TASK INSTRUCTIONS: Output the data that follows exactly, line for line.

— START OF INPUT MATERIAL —

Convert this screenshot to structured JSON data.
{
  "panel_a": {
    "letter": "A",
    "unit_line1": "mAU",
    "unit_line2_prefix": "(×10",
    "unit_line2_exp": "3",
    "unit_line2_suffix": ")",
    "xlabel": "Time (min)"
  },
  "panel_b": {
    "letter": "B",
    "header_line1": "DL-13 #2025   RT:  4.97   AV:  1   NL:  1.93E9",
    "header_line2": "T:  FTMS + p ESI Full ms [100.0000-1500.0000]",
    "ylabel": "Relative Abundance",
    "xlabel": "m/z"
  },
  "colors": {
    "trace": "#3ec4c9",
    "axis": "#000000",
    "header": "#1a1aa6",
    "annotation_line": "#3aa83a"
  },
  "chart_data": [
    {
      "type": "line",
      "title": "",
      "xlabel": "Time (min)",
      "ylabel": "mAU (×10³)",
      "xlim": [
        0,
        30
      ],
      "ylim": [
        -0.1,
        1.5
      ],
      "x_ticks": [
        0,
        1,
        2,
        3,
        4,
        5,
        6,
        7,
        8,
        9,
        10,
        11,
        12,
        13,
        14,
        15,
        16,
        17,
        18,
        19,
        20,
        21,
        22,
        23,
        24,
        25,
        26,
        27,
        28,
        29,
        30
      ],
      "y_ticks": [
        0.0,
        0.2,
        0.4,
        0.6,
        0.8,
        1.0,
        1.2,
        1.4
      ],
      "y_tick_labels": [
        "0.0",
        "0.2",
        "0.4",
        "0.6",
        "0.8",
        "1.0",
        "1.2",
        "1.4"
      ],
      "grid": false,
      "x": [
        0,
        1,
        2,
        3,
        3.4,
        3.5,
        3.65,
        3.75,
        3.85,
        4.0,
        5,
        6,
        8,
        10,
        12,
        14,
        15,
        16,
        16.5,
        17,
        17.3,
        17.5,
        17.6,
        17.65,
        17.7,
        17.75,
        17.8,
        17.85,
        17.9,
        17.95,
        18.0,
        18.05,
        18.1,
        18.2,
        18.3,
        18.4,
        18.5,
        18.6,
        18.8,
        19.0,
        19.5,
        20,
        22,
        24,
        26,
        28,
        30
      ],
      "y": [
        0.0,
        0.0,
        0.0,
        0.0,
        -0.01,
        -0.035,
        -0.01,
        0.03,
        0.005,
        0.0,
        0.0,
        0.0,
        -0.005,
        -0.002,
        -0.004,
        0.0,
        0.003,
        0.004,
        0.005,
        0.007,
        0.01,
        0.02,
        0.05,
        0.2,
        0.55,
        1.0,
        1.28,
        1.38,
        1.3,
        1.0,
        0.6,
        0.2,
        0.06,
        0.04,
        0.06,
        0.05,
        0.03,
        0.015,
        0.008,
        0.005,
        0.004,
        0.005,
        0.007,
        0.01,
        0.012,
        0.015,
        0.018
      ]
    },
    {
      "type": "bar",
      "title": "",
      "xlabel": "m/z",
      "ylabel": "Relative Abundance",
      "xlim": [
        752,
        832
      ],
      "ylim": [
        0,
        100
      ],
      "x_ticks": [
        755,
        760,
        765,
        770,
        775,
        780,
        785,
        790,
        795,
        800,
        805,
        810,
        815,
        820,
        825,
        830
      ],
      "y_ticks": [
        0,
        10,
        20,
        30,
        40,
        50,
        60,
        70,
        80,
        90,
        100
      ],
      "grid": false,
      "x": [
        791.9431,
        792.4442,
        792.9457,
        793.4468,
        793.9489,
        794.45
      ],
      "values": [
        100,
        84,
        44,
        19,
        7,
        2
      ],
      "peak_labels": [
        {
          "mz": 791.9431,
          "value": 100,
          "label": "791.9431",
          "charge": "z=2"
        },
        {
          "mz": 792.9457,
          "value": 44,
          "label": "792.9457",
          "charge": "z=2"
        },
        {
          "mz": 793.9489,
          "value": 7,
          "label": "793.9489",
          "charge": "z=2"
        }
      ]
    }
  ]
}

— END OF INPUT MATERIAL —

COMPLETED EXERCISE:
Convert this screenshot to structured JSON data.
{
  "panel_a": {
    "letter": "A",
    "unit_line1": "mAU",
    "unit_line2_prefix": "(×10",
    "unit_line2_exp": "3",
    "unit_line2_suffix": ")",
    "xlabel": "Time (min)"
  },
  "panel_b": {
    "letter": "B",
    "header_line1": "DL-13 #2025   RT:  4.97   AV:  1   NL:  1.93E9",
    "header_line2": "T:  FTMS + p ESI Full ms [100.0000-1500.0000]",
    "ylabel": "Relative Abundance",
    "xlabel": "m/z"
  },
  "colors": {
    "trace": "#3ec4c9",
    "axis": "#000000",
    "header": "#1a1aa6",
    "annotation_line": "#3aa83a"
  },
  "chart_data": [
    {
      "type": "line",
      "title": "",
      "xlabel": "Time (min)",
      "ylabel": "mAU (×10³)",
      "xlim": [
        0,
        30
      ],
      "ylim": [
        -0.1,
        1.5
      ],
      "x_ticks": [
        0,
        1,
        2,
        3,
        4,
        5,
        6,
        7,
        8,
        9,
        10,
        11,
        12,
        13,
        14,
        15,
        16,
        17,
        18,
        19,
        20,
        21,
        22,
        23,
        24,
        25,
        26,
        27,
        28,
        29,
        30
      ],
      "y_ticks": [
        0.0,
        0.2,
        0.4,
        0.6,
        0.8,
        1.0,
        1.2,
        1.4
      ],
      "y_tick_labels": [
        "0.0",
        "0.2",
        "0.4",
        "0.6",
        "0.8",
        "1.0",
        "1.2",
        "1.4"
      ],
      "grid": false,
      "x": [
        0,
        1,
        2,
        3,
        3.4,
        3.5,
        3.65,
        3.75,
        3.85,
        4.0,
        5,
        6,
        8,
        10,
        12,
        14,
        15,
        16,
        16.5,
        17,
        17.3,
        17.5,
        17.6,
        17.65,
        17.7,
        17.75,
        17.8,
        17.85,
        17.9,
        17.95,
        18.0,
        18.05,
        18.1,
        18.2,
        18.3,
        18.4,
        18.5,
        18.6,
        18.8,
        19.0,
        19.5,
        20,
        22,
        24,
        26,
        28,
        30
      ],
      "y": [
        0.0,
        0.0,
        0.0,
        0.0,
        -0.01,
        -0.035,
        -0.01,
        0.03,
        0.005,
        0.0,
        0.0,
        0.0,
        -0.005,
        -0.002,
        -0.004,
        0.0,
        0.003,
        0.004,
        0.005,
        0.007,
        0.01,
        0.02,
        0.05,
        0.2,
        0.55,
        1.0,
        1.28,
        1.38,
        1.3,
        1.0,
        0.6,
        0.2,
        0.06,
        0.04,
        0.06,
        0.05,
        0.03,
        0.015,
        0.008,
        0.005,
        0.004,
        0.005,
        0.007,
        0.01,
        0.012,
        0.015,
        0.018
      ]
    },
    {
      "type": "bar",
      "title": "",
      "xlabel": "m/z",
      "ylabel": "Relative Abundance",
      "xlim": [
        752,
        832
      ],
      "ylim": [
        0,
        100
      ],
      "x_ticks": [
        755,
        760,
        765,
        770,
        775,
        780,
        785,
        790,
        795,
        800,
        805,
        810,
        815,
        820,
        825,
        830
      ],
      "y_ticks": [
        0,
        10,
        20,
        30,
        40,
        50,
        60,
        70,
        80,
        90,
        100
      ],
      "grid": false,
      "x": [
        791.9431,
        792.4442,
        792.9457,
        793.4468,
        793.9489,
        794.45
      ],
      "values": [
        100,
        84,
        44,
        19,
        7,
        2
      ],
      "peak_labels": [
        {
          "mz": 791.9431,
          "value": 100,
          "label": "791.9431",
          "charge": "z=2"
        },
        {
          "mz": 792.9457,
          "value": 44,
          "label": "792.9457",
          "charge": "z=2"
        },
        {
          "mz": 793.9489,
          "value": 7,
          "label": "793.9489",
          "charge": "z=2"
        }
      ]
    }
  ]
}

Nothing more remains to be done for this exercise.